■ PROBLEM TO WORK ON ■
Without changing a character, return the entries, but not the images they hold.

****

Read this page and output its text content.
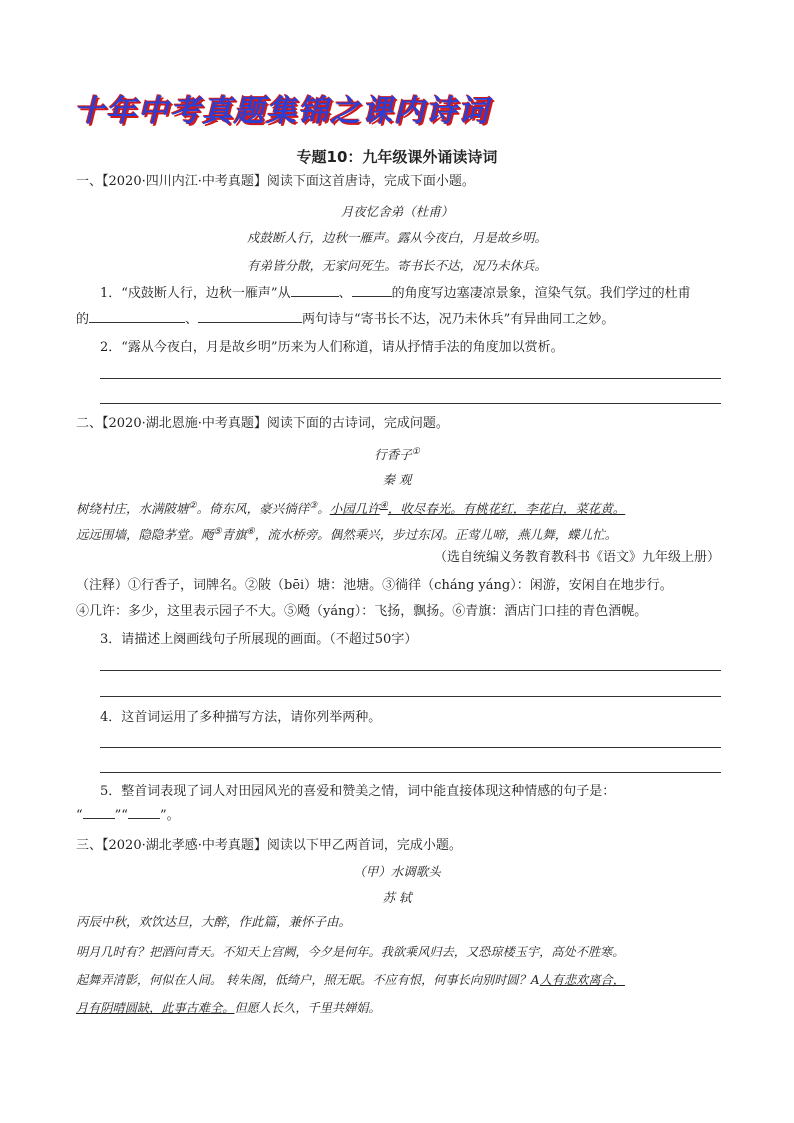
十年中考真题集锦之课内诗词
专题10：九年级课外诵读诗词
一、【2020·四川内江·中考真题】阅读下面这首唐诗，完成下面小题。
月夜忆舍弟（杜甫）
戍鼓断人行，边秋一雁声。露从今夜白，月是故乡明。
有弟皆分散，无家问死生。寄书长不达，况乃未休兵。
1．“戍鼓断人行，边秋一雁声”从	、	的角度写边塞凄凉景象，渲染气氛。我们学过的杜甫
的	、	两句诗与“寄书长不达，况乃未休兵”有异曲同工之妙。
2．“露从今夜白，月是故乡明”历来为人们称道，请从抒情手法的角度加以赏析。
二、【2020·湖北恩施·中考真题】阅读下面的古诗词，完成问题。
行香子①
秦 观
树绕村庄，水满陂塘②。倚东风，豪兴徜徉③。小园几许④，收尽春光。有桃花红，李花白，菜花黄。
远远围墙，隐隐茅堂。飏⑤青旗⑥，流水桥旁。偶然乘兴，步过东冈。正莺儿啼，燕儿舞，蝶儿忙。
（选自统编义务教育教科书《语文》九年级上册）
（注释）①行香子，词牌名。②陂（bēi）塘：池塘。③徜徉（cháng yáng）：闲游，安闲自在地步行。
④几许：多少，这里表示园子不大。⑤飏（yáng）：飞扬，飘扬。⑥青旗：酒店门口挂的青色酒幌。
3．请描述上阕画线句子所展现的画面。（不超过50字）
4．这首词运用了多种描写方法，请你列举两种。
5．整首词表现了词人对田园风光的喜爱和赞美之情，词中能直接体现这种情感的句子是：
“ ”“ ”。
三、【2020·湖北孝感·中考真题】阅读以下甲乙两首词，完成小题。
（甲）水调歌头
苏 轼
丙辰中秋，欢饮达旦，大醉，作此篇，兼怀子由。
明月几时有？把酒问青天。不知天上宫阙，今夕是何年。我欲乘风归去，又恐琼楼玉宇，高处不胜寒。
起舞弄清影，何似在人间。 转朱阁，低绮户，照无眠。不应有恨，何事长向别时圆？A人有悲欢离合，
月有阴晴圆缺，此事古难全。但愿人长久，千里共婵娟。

****

■ RESULT OF THE TASK ■
Read this page and output its text content.
十年中考真题集锦之课内诗词
专题10：九年级课外诵读诗词
一、【2020·四川内江·中考真题】阅读下面这首唐诗，完成下面小题。
月夜忆舍弟（杜甫）
戍鼓断人行，边秋一雁声。露从今夜白，月是故乡明。
有弟皆分散，无家问死生。寄书长不达，况乃未休兵。
1．“戍鼓断人行，边秋一雁声”从	、	的角度写边塞凄凉景象，渲染气氛。我们学过的杜甫
的	、	两句诗与“寄书长不达，况乃未休兵”有异曲同工之妙。
2．“露从今夜白，月是故乡明”历来为人们称道，请从抒情手法的角度加以赏析。
二、【2020·湖北恩施·中考真题】阅读下面的古诗词，完成问题。
行香子①
秦 观
树绕村庄，水满陂塘②。倚东风，豪兴徜徉③。小园几许④，收尽春光。有桃花红，李花白，菜花黄。
远远围墙，隐隐茅堂。飏⑤青旗⑥，流水桥旁。偶然乘兴，步过东冈。正莺儿啼，燕儿舞，蝶儿忙。
（选自统编义务教育教科书《语文》九年级上册）
（注释）①行香子，词牌名。②陂（bēi）塘：池塘。③徜徉（cháng yáng）：闲游，安闲自在地步行。
④几许：多少，这里表示园子不大。⑤飏（yáng）：飞扬，飘扬。⑥青旗：酒店门口挂的青色酒幌。
3．请描述上阕画线句子所展现的画面。（不超过50字）
4．这首词运用了多种描写方法，请你列举两种。
5．整首词表现了词人对田园风光的喜爱和赞美之情，词中能直接体现这种情感的句子是：
“ ”“ ”。
三、【2020·湖北孝感·中考真题】阅读以下甲乙两首词，完成小题。
（甲）水调歌头
苏 轼
丙辰中秋，欢饮达旦，大醉，作此篇，兼怀子由。
明月几时有？把酒问青天。不知天上宫阙，今夕是何年。我欲乘风归去，又恐琼楼玉宇，高处不胜寒。
起舞弄清影，何似在人间。 转朱阁，低绮户，照无眠。不应有恨，何事长向别时圆？A人有悲欢离合，
月有阴晴圆缺，此事古难全。但愿人长久，千里共婵娟。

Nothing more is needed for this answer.